____ Data extract
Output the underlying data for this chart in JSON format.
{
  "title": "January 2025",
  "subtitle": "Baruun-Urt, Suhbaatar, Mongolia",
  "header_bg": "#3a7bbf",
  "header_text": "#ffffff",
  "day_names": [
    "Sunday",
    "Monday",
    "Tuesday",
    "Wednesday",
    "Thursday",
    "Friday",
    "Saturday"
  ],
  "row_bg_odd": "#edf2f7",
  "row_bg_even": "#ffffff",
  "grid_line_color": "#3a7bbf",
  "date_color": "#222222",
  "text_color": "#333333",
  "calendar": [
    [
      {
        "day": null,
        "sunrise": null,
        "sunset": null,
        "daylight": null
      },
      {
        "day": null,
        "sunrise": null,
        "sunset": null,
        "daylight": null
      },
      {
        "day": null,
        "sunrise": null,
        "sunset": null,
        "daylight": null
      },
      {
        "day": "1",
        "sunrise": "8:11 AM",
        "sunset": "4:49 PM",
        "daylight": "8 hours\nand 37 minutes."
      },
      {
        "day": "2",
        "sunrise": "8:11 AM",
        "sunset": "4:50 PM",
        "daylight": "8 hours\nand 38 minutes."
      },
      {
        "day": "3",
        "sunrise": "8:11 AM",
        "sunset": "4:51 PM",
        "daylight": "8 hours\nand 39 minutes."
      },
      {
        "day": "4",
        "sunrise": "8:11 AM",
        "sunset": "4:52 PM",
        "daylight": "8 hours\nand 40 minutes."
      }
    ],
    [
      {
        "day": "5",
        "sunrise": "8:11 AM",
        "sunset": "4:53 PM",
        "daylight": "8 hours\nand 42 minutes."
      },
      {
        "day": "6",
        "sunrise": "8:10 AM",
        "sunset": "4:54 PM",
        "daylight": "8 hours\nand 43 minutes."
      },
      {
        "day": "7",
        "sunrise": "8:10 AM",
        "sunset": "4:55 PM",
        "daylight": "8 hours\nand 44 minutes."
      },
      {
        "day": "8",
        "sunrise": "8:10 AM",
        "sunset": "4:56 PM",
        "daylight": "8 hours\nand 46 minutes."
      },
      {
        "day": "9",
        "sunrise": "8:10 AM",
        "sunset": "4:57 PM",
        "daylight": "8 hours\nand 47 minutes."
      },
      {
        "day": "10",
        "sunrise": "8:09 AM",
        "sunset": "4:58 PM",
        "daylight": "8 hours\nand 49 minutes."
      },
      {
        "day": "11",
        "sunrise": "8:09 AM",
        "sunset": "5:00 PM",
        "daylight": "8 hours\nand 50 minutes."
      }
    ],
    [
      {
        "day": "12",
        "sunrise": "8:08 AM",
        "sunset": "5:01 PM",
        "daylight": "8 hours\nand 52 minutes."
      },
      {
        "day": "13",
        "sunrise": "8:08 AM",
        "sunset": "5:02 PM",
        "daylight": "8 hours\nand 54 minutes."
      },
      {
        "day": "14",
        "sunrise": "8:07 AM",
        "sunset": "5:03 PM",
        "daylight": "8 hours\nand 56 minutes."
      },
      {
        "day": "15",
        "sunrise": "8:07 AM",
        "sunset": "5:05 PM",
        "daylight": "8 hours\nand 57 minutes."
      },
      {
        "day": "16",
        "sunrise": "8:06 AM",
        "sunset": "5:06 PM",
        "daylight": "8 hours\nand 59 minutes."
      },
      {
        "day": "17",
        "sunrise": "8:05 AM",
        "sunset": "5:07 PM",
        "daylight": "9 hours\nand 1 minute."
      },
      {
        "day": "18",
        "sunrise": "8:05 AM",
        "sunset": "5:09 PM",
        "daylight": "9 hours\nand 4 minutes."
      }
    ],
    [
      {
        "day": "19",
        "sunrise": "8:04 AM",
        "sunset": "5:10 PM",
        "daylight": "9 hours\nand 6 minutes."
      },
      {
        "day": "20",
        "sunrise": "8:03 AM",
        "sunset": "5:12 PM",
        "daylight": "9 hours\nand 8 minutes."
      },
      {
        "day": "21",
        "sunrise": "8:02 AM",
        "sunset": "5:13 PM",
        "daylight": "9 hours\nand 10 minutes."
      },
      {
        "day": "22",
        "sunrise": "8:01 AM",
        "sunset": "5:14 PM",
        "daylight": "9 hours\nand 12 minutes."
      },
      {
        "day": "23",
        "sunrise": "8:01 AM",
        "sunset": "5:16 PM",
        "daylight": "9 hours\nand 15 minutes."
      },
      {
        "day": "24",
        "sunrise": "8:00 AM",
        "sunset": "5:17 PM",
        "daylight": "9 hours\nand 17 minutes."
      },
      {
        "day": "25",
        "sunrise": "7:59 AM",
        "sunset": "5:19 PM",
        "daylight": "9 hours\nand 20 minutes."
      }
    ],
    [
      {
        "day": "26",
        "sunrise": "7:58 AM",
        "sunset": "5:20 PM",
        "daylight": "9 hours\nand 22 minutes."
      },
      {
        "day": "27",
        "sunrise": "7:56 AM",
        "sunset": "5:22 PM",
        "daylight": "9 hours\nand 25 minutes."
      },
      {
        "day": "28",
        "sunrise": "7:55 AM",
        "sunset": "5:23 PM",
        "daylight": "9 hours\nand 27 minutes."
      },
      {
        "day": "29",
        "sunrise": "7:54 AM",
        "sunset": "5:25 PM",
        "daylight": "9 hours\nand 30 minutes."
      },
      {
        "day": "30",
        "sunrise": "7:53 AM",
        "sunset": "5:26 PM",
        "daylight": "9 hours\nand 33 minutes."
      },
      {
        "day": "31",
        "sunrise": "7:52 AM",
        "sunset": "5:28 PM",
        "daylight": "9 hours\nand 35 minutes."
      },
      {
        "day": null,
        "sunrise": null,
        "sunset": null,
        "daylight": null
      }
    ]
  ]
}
________
Short task
From the listing above, extract every line exactly as it stands.

Problem solution
Output the underlying data for this chart in JSON format.
{
  "title": "January 2025",
  "subtitle": "Baruun-Urt, Suhbaatar, Mongolia",
  "header_bg": "#3a7bbf",
  "header_text": "#ffffff",
  "day_names": [
    "Sunday",
    "Monday",
    "Tuesday",
    "Wednesday",
    "Thursday",
    "Friday",
    "Saturday"
  ],
  "row_bg_odd": "#edf2f7",
  "row_bg_even": "#ffffff",
  "grid_line_color": "#3a7bbf",
  "date_color": "#222222",
  "text_color": "#333333",
  "calendar": [
    [
      {
        "day": null,
        "sunrise": null,
        "sunset": null,
        "daylight": null
      },
      {
        "day": null,
        "sunrise": null,
        "sunset": null,
        "daylight": null
      },
      {
        "day": null,
        "sunrise": null,
        "sunset": null,
        "daylight": null
      },
      {
        "day": "1",
        "sunrise": "8:11 AM",
        "sunset": "4:49 PM",
        "daylight": "8 hours\nand 37 minutes."
      },
      {
        "day": "2",
        "sunrise": "8:11 AM",
        "sunset": "4:50 PM",
        "daylight": "8 hours\nand 38 minutes."
      },
      {
        "day": "3",
        "sunrise": "8:11 AM",
        "sunset": "4:51 PM",
        "daylight": "8 hours\nand 39 minutes."
      },
      {
        "day": "4",
        "sunrise": "8:11 AM",
        "sunset": "4:52 PM",
        "daylight": "8 hours\nand 40 minutes."
      }
    ],
    [
      {
        "day": "5",
        "sunrise": "8:11 AM",
        "sunset": "4:53 PM",
        "daylight": "8 hours\nand 42 minutes."
      },
      {
        "day": "6",
        "sunrise": "8:10 AM",
        "sunset": "4:54 PM",
        "daylight": "8 hours\nand 43 minutes."
      },
      {
        "day": "7",
        "sunrise": "8:10 AM",
        "sunset": "4:55 PM",
        "daylight": "8 hours\nand 44 minutes."
      },
      {
        "day": "8",
        "sunrise": "8:10 AM",
        "sunset": "4:56 PM",
        "daylight": "8 hours\nand 46 minutes."
      },
      {
        "day": "9",
        "sunrise": "8:10 AM",
        "sunset": "4:57 PM",
        "daylight": "8 hours\nand 47 minutes."
      },
      {
        "day": "10",
        "sunrise": "8:09 AM",
        "sunset": "4:58 PM",
        "daylight": "8 hours\nand 49 minutes."
      },
      {
        "day": "11",
        "sunrise": "8:09 AM",
        "sunset": "5:00 PM",
        "daylight": "8 hours\nand 50 minutes."
      }
    ],
    [
      {
        "day": "12",
        "sunrise": "8:08 AM",
        "sunset": "5:01 PM",
        "daylight": "8 hours\nand 52 minutes."
      },
      {
        "day": "13",
        "sunrise": "8:08 AM",
        "sunset": "5:02 PM",
        "daylight": "8 hours\nand 54 minutes."
      },
      {
        "day": "14",
        "sunrise": "8:07 AM",
        "sunset": "5:03 PM",
        "daylight": "8 hours\nand 56 minutes."
      },
      {
        "day": "15",
        "sunrise": "8:07 AM",
        "sunset": "5:05 PM",
        "daylight": "8 hours\nand 57 minutes."
      },
      {
        "day": "16",
        "sunrise": "8:06 AM",
        "sunset": "5:06 PM",
        "daylight": "8 hours\nand 59 minutes."
      },
      {
        "day": "17",
        "sunrise": "8:05 AM",
        "sunset": "5:07 PM",
        "daylight": "9 hours\nand 1 minute."
      },
      {
        "day": "18",
        "sunrise": "8:05 AM",
        "sunset": "5:09 PM",
        "daylight": "9 hours\nand 4 minutes."
      }
    ],
    [
      {
        "day": "19",
        "sunrise": "8:04 AM",
        "sunset": "5:10 PM",
        "daylight": "9 hours\nand 6 minutes."
      },
      {
        "day": "20",
        "sunrise": "8:03 AM",
        "sunset": "5:12 PM",
        "daylight": "9 hours\nand 8 minutes."
      },
      {
        "day": "21",
        "sunrise": "8:02 AM",
        "sunset": "5:13 PM",
        "daylight": "9 hours\nand 10 minutes."
      },
      {
        "day": "22",
        "sunrise": "8:01 AM",
        "sunset": "5:14 PM",
        "daylight": "9 hours\nand 12 minutes."
      },
      {
        "day": "23",
        "sunrise": "8:01 AM",
        "sunset": "5:16 PM",
        "daylight": "9 hours\nand 15 minutes."
      },
      {
        "day": "24",
        "sunrise": "8:00 AM",
        "sunset": "5:17 PM",
        "daylight": "9 hours\nand 17 minutes."
      },
      {
        "day": "25",
        "sunrise": "7:59 AM",
        "sunset": "5:19 PM",
        "daylight": "9 hours\nand 20 minutes."
      }
    ],
    [
      {
        "day": "26",
        "sunrise": "7:58 AM",
        "sunset": "5:20 PM",
        "daylight": "9 hours\nand 22 minutes."
      },
      {
        "day": "27",
        "sunrise": "7:56 AM",
        "sunset": "5:22 PM",
        "daylight": "9 hours\nand 25 minutes."
      },
      {
        "day": "28",
        "sunrise": "7:55 AM",
        "sunset": "5:23 PM",
        "daylight": "9 hours\nand 27 minutes."
      },
      {
        "day": "29",
        "sunrise": "7:54 AM",
        "sunset": "5:25 PM",
        "daylight": "9 hours\nand 30 minutes."
      },
      {
        "day": "30",
        "sunrise": "7:53 AM",
        "sunset": "5:26 PM",
        "daylight": "9 hours\nand 33 minutes."
      },
      {
        "day": "31",
        "sunrise": "7:52 AM",
        "sunset": "5:28 PM",
        "daylight": "9 hours\nand 35 minutes."
      },
      {
        "day": null,
        "sunrise": null,
        "sunset": null,
        "daylight": null
      }
    ]
  ]
}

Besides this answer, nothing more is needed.